Entries ::
[start]

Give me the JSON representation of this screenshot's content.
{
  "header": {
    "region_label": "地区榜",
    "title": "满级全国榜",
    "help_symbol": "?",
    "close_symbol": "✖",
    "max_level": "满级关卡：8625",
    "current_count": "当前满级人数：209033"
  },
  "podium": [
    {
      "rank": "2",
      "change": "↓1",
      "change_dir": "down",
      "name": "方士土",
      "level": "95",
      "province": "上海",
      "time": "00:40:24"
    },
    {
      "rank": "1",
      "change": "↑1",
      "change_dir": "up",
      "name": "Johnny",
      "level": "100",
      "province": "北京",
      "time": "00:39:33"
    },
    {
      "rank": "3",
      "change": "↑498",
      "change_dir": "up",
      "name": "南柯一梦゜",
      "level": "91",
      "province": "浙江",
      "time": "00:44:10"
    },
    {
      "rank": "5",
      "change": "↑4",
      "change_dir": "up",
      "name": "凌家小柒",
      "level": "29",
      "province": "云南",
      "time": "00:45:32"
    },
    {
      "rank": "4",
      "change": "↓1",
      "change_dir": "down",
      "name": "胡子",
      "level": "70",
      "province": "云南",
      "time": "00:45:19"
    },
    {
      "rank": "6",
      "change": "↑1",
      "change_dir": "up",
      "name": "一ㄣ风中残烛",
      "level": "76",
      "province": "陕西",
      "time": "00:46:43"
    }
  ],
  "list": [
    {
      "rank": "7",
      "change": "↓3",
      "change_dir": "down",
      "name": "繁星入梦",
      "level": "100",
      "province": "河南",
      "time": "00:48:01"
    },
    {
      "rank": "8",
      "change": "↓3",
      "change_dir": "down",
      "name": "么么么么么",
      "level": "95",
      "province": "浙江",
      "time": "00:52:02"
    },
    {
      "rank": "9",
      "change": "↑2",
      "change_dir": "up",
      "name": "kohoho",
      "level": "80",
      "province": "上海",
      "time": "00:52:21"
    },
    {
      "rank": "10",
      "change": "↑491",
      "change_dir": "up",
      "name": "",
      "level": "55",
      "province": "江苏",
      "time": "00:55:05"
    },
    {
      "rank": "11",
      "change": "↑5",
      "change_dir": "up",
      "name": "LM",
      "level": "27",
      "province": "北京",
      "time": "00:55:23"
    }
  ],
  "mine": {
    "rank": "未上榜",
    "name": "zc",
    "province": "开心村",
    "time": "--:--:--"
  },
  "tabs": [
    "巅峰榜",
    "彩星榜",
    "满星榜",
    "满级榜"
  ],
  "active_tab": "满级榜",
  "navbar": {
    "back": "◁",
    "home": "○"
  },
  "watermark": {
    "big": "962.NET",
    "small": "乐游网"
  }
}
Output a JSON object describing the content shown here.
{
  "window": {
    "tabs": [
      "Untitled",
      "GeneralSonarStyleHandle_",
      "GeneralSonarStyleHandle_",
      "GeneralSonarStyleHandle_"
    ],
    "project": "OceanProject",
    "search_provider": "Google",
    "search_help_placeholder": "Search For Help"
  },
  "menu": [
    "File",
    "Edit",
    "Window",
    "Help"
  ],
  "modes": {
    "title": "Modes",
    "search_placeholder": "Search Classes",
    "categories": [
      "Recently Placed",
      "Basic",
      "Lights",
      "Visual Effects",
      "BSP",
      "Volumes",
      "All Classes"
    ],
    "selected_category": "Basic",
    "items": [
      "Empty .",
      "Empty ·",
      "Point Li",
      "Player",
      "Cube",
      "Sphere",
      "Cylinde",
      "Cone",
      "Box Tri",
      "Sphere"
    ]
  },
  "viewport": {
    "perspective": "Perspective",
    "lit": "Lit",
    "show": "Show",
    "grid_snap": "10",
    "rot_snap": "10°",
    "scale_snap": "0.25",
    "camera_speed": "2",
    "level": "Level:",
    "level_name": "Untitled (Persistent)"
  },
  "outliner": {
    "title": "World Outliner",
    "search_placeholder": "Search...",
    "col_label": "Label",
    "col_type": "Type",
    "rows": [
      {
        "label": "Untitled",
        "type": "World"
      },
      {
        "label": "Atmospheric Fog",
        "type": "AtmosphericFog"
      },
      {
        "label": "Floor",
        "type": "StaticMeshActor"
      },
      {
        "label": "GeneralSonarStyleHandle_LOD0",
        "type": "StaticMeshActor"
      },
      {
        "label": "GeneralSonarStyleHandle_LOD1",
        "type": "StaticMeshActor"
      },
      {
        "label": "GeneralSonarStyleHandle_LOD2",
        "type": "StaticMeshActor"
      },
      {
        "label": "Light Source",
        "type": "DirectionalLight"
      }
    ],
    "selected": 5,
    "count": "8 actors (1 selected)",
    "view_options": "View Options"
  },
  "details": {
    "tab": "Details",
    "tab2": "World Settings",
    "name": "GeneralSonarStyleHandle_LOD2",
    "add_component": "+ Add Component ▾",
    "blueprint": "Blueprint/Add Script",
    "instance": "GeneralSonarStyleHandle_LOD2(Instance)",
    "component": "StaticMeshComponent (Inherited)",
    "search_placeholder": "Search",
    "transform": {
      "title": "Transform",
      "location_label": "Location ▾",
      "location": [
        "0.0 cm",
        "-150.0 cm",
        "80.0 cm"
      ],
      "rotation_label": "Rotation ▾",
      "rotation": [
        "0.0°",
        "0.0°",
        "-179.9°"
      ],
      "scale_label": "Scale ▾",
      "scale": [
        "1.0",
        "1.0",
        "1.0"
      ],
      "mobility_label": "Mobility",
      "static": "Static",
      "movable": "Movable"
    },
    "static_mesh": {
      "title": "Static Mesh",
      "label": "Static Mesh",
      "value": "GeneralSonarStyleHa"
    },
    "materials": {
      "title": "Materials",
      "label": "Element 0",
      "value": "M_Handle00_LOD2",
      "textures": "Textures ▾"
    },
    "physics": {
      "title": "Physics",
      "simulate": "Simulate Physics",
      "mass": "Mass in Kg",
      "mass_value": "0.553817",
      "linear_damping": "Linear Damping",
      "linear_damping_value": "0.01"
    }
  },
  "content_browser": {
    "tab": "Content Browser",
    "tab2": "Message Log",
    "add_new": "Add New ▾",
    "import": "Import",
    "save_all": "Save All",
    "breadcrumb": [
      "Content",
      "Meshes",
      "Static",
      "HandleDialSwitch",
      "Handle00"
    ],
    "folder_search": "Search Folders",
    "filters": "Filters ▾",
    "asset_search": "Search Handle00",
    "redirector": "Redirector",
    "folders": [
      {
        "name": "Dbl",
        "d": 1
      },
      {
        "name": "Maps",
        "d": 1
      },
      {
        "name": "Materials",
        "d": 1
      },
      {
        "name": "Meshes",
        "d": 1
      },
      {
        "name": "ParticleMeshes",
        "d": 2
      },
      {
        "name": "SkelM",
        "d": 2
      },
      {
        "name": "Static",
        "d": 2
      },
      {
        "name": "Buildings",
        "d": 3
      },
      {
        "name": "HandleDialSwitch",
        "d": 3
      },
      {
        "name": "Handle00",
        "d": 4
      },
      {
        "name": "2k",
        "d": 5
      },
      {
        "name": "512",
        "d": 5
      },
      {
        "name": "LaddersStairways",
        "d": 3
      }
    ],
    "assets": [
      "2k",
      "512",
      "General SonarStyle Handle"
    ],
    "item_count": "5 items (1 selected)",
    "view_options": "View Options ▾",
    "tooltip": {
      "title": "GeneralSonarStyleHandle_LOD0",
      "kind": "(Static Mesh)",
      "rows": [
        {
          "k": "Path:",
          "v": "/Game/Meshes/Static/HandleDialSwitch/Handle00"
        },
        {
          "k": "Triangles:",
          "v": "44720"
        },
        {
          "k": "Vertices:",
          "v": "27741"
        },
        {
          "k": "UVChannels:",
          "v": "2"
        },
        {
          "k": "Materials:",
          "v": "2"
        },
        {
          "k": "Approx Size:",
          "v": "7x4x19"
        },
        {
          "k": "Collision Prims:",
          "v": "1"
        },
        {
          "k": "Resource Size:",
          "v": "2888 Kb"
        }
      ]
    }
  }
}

[end]

Set task :: In the data above, tally the lines holding "Untitled" and answer with the figure only.

Exercise response :: 3